- TASK INSTRUCTIONS
Print the full listing exactly.

── ENTRIES PROVIDED ──

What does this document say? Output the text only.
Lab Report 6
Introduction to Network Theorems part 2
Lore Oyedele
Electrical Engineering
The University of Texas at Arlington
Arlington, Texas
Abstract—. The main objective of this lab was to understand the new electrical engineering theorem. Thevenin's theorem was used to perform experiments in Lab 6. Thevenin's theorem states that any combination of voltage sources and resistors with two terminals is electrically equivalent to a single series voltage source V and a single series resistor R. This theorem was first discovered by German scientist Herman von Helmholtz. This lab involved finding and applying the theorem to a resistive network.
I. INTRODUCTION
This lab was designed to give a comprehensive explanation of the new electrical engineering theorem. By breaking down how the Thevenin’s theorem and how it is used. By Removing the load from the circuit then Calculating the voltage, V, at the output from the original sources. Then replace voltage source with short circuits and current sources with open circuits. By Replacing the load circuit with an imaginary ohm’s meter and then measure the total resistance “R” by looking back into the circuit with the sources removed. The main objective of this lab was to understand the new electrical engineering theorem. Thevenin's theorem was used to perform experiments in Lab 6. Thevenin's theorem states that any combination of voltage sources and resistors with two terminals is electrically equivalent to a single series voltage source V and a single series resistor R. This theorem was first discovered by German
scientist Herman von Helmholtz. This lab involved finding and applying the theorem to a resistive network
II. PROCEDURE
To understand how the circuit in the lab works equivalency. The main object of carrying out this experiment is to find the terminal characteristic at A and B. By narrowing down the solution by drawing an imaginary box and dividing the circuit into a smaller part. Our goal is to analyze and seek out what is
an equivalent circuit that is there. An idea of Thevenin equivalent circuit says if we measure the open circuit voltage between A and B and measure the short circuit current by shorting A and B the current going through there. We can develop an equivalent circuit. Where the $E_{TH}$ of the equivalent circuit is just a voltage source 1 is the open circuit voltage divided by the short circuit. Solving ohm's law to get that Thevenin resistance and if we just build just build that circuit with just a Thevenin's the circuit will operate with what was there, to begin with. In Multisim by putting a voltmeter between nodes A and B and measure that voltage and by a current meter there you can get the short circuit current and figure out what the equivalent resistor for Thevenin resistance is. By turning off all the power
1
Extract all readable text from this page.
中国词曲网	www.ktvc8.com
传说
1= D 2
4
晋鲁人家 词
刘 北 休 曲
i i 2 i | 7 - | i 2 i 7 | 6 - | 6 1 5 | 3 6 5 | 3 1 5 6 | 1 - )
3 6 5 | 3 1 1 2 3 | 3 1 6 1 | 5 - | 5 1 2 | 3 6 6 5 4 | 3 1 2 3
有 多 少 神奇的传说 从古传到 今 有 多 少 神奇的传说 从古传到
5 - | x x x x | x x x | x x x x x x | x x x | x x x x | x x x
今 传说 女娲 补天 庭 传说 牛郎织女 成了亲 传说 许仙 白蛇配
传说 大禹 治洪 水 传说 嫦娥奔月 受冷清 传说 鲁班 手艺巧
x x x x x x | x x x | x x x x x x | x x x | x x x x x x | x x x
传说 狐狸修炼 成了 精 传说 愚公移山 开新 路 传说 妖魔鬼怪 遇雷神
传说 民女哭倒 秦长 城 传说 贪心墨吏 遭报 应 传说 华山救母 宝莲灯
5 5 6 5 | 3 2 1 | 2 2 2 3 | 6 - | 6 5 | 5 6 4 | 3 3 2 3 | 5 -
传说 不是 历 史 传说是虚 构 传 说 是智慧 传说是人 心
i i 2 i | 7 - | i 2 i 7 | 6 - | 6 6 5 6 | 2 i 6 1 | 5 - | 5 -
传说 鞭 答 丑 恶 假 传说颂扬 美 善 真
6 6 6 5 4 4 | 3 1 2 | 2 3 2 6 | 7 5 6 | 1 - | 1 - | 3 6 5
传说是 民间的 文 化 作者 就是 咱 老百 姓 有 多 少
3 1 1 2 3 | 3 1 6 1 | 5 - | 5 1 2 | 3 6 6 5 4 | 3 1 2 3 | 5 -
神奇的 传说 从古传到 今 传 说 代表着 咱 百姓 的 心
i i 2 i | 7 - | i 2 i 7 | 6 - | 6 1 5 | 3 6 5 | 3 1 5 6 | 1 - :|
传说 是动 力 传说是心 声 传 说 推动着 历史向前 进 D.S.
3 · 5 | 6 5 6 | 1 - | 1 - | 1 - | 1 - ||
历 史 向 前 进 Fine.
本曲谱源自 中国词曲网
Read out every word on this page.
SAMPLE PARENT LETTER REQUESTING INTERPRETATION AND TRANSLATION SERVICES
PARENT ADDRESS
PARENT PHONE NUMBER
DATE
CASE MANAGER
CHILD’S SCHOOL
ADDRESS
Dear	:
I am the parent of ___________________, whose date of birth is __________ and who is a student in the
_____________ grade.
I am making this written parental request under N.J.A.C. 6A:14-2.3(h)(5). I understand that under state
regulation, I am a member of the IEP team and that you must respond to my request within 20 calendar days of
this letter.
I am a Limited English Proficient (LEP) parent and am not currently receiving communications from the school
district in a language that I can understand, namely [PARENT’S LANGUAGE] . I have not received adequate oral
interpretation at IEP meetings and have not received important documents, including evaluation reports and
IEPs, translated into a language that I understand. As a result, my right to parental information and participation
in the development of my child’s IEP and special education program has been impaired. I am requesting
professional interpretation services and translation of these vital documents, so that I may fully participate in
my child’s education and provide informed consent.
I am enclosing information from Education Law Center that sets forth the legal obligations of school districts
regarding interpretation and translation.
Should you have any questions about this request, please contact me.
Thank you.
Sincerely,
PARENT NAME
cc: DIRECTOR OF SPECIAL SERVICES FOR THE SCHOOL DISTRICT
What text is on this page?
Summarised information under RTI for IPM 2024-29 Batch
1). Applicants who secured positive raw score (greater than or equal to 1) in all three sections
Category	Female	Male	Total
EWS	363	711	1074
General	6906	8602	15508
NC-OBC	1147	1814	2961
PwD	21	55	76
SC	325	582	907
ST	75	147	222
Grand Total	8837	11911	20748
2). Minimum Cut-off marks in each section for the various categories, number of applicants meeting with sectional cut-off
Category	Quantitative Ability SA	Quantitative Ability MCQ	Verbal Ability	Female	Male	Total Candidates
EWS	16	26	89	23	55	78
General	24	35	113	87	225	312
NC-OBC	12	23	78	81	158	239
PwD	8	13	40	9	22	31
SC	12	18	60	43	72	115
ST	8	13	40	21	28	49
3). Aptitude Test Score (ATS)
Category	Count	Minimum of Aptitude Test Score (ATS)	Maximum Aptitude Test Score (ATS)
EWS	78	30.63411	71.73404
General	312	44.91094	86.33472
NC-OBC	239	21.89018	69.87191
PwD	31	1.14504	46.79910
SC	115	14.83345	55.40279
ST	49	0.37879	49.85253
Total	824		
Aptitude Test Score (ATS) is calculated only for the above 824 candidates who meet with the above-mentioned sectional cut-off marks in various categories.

───

- FULL OUTPUT
What does this document say? Output the text only.
Lab Report 6
Introduction to Network Theorems part 2
Lore Oyedele
Electrical Engineering
The University of Texas at Arlington
Arlington, Texas
Abstract—. The main objective of this lab was to understand the new electrical engineering theorem. Thevenin's theorem was used to perform experiments in Lab 6. Thevenin's theorem states that any combination of voltage sources and resistors with two terminals is electrically equivalent to a single series voltage source V and a single series resistor R. This theorem was first discovered by German scientist Herman von Helmholtz. This lab involved finding and applying the theorem to a resistive network.
I. INTRODUCTION
This lab was designed to give a comprehensive explanation of the new electrical engineering theorem. By breaking down how the Thevenin’s theorem and how it is used. By Removing the load from the circuit then Calculating the voltage, V, at the output from the original sources. Then replace voltage source with short circuits and current sources with open circuits. By Replacing the load circuit with an imaginary ohm’s meter and then measure the total resistance “R” by looking back into the circuit with the sources removed. The main objective of this lab was to understand the new electrical engineering theorem. Thevenin's theorem was used to perform experiments in Lab 6. Thevenin's theorem states that any combination of voltage sources and resistors with two terminals is electrically equivalent to a single series voltage source V and a single series resistor R. This theorem was first discovered by German
scientist Herman von Helmholtz. This lab involved finding and applying the theorem to a resistive network
II. PROCEDURE
To understand how the circuit in the lab works equivalency. The main object of carrying out this experiment is to find the terminal characteristic at A and B. By narrowing down the solution by drawing an imaginary box and dividing the circuit into a smaller part. Our goal is to analyze and seek out what is
an equivalent circuit that is there. An idea of Thevenin equivalent circuit says if we measure the open circuit voltage between A and B and measure the short circuit current by shorting A and B the current going through there. We can develop an equivalent circuit. Where the $E_{TH}$ of the equivalent circuit is just a voltage source 1 is the open circuit voltage divided by the short circuit. Solving ohm's law to get that Thevenin resistance and if we just build just build that circuit with just a Thevenin's the circuit will operate with what was there, to begin with. In Multisim by putting a voltmeter between nodes A and B and measure that voltage and by a current meter there you can get the short circuit current and figure out what the equivalent resistor for Thevenin resistance is. By turning off all the power
1
Extract all readable text from this page.
中国词曲网	www.ktvc8.com
传说
1= D 2
4
晋鲁人家 词
刘 北 休 曲
i i 2 i | 7 - | i 2 i 7 | 6 - | 6 1 5 | 3 6 5 | 3 1 5 6 | 1 - )
3 6 5 | 3 1 1 2 3 | 3 1 6 1 | 5 - | 5 1 2 | 3 6 6 5 4 | 3 1 2 3
有 多 少 神奇的传说 从古传到 今 有 多 少 神奇的传说 从古传到
5 - | x x x x | x x x | x x x x x x | x x x | x x x x | x x x
今 传说 女娲 补天 庭 传说 牛郎织女 成了亲 传说 许仙 白蛇配
传说 大禹 治洪 水 传说 嫦娥奔月 受冷清 传说 鲁班 手艺巧
x x x x x x | x x x | x x x x x x | x x x | x x x x x x | x x x
传说 狐狸修炼 成了 精 传说 愚公移山 开新 路 传说 妖魔鬼怪 遇雷神
传说 民女哭倒 秦长 城 传说 贪心墨吏 遭报 应 传说 华山救母 宝莲灯
5 5 6 5 | 3 2 1 | 2 2 2 3 | 6 - | 6 5 | 5 6 4 | 3 3 2 3 | 5 -
传说 不是 历 史 传说是虚 构 传 说 是智慧 传说是人 心
i i 2 i | 7 - | i 2 i 7 | 6 - | 6 6 5 6 | 2 i 6 1 | 5 - | 5 -
传说 鞭 答 丑 恶 假 传说颂扬 美 善 真
6 6 6 5 4 4 | 3 1 2 | 2 3 2 6 | 7 5 6 | 1 - | 1 - | 3 6 5
传说是 民间的 文 化 作者 就是 咱 老百 姓 有 多 少
3 1 1 2 3 | 3 1 6 1 | 5 - | 5 1 2 | 3 6 6 5 4 | 3 1 2 3 | 5 -
神奇的 传说 从古传到 今 传 说 代表着 咱 百姓 的 心
i i 2 i | 7 - | i 2 i 7 | 6 - | 6 1 5 | 3 6 5 | 3 1 5 6 | 1 - :|
传说 是动 力 传说是心 声 传 说 推动着 历史向前 进 D.S.
3 · 5 | 6 5 6 | 1 - | 1 - | 1 - | 1 - ||
历 史 向 前 进 Fine.
本曲谱源自 中国词曲网
Read out every word on this page.
SAMPLE PARENT LETTER REQUESTING INTERPRETATION AND TRANSLATION SERVICES
PARENT ADDRESS
PARENT PHONE NUMBER
DATE
CASE MANAGER
CHILD’S SCHOOL
ADDRESS
Dear	:
I am the parent of ___________________, whose date of birth is __________ and who is a student in the
_____________ grade.
I am making this written parental request under N.J.A.C. 6A:14-2.3(h)(5). I understand that under state
regulation, I am a member of the IEP team and that you must respond to my request within 20 calendar days of
this letter.
I am a Limited English Proficient (LEP) parent and am not currently receiving communications from the school
district in a language that I can understand, namely [PARENT’S LANGUAGE] . I have not received adequate oral
interpretation at IEP meetings and have not received important documents, including evaluation reports and
IEPs, translated into a language that I understand. As a result, my right to parental information and participation
in the development of my child’s IEP and special education program has been impaired. I am requesting
professional interpretation services and translation of these vital documents, so that I may fully participate in
my child’s education and provide informed consent.
I am enclosing information from Education Law Center that sets forth the legal obligations of school districts
regarding interpretation and translation.
Should you have any questions about this request, please contact me.
Thank you.
Sincerely,
PARENT NAME
cc: DIRECTOR OF SPECIAL SERVICES FOR THE SCHOOL DISTRICT
What text is on this page?
Summarised information under RTI for IPM 2024-29 Batch
1). Applicants who secured positive raw score (greater than or equal to 1) in all three sections
Category	Female	Male	Total
EWS	363	711	1074
General	6906	8602	15508
NC-OBC	1147	1814	2961
PwD	21	55	76
SC	325	582	907
ST	75	147	222
Grand Total	8837	11911	20748
2). Minimum Cut-off marks in each section for the various categories, number of applicants meeting with sectional cut-off
Category	Quantitative Ability SA	Quantitative Ability MCQ	Verbal Ability	Female	Male	Total Candidates
EWS	16	26	89	23	55	78
General	24	35	113	87	225	312
NC-OBC	12	23	78	81	158	239
PwD	8	13	40	9	22	31
SC	12	18	60	43	72	115
ST	8	13	40	21	28	49
3). Aptitude Test Score (ATS)
Category	Count	Minimum of Aptitude Test Score (ATS)	Maximum Aptitude Test Score (ATS)
EWS	78	30.63411	71.73404
General	312	44.91094	86.33472
NC-OBC	239	21.89018	69.87191
PwD	31	1.14504	46.79910
SC	115	14.83345	55.40279
ST	49	0.37879	49.85253
Total	824		
Aptitude Test Score (ATS) is calculated only for the above 824 candidates who meet with the above-mentioned sectional cut-off marks in various categories.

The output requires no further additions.